§ **Work required**
Each line holding the word "Employers" counts once; give the total and nothing more.

═══

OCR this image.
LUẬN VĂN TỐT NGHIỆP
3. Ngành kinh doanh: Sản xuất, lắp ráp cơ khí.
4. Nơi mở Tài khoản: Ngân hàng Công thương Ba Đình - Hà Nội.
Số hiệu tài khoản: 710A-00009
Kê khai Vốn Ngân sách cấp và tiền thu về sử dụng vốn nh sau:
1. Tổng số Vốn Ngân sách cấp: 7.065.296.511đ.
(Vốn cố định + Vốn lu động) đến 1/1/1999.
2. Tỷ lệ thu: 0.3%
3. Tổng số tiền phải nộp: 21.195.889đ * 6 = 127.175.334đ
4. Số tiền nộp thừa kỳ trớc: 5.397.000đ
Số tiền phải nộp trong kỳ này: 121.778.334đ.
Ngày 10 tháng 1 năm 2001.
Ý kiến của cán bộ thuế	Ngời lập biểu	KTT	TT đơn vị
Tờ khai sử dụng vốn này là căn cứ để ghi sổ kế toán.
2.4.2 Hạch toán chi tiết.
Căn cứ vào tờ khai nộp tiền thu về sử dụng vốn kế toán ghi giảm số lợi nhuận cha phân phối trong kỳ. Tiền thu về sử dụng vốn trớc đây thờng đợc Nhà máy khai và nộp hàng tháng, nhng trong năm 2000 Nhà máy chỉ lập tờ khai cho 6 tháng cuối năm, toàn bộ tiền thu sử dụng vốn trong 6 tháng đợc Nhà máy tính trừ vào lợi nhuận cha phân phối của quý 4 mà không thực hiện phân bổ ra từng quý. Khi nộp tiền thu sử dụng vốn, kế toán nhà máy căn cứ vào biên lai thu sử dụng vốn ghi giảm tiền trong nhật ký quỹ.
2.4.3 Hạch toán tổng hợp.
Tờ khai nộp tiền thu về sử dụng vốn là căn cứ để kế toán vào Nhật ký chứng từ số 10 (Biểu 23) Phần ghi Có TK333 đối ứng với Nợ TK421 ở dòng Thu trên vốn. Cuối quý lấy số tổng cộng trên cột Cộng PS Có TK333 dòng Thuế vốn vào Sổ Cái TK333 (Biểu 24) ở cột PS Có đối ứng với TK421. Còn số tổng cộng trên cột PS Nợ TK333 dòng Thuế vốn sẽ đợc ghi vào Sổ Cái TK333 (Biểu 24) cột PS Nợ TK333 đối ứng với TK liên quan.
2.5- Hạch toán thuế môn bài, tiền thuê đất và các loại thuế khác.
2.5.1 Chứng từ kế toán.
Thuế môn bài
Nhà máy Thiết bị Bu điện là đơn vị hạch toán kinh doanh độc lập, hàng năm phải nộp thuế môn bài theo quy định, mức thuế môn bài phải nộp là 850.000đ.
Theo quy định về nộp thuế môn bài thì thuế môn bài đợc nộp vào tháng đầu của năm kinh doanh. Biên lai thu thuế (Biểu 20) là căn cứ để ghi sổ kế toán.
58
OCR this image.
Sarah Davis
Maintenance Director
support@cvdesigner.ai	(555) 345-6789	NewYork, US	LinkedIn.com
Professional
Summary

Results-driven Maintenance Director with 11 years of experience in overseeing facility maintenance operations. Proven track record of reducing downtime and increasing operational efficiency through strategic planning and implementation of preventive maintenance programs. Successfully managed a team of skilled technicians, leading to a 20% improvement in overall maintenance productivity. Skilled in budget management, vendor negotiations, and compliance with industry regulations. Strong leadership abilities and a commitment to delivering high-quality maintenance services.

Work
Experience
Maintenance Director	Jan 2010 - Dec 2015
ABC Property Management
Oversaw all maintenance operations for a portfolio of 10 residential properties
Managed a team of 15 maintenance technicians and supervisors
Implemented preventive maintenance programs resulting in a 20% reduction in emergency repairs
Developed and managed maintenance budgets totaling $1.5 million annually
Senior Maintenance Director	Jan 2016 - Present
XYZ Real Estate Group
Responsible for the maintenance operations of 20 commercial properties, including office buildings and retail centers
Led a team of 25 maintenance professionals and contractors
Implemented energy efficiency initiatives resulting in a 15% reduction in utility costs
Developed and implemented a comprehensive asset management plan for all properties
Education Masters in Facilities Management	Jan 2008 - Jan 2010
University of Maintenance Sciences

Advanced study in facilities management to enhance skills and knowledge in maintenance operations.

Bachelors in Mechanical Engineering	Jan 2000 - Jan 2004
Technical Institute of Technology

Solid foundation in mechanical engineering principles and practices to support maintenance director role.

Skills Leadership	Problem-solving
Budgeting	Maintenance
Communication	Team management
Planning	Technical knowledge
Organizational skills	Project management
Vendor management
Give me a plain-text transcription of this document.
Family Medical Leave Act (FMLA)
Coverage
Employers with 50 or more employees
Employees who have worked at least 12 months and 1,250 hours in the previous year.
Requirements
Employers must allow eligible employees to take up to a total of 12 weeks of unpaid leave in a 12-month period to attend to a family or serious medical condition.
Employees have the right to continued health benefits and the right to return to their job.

═══

§ **Exercise response**
2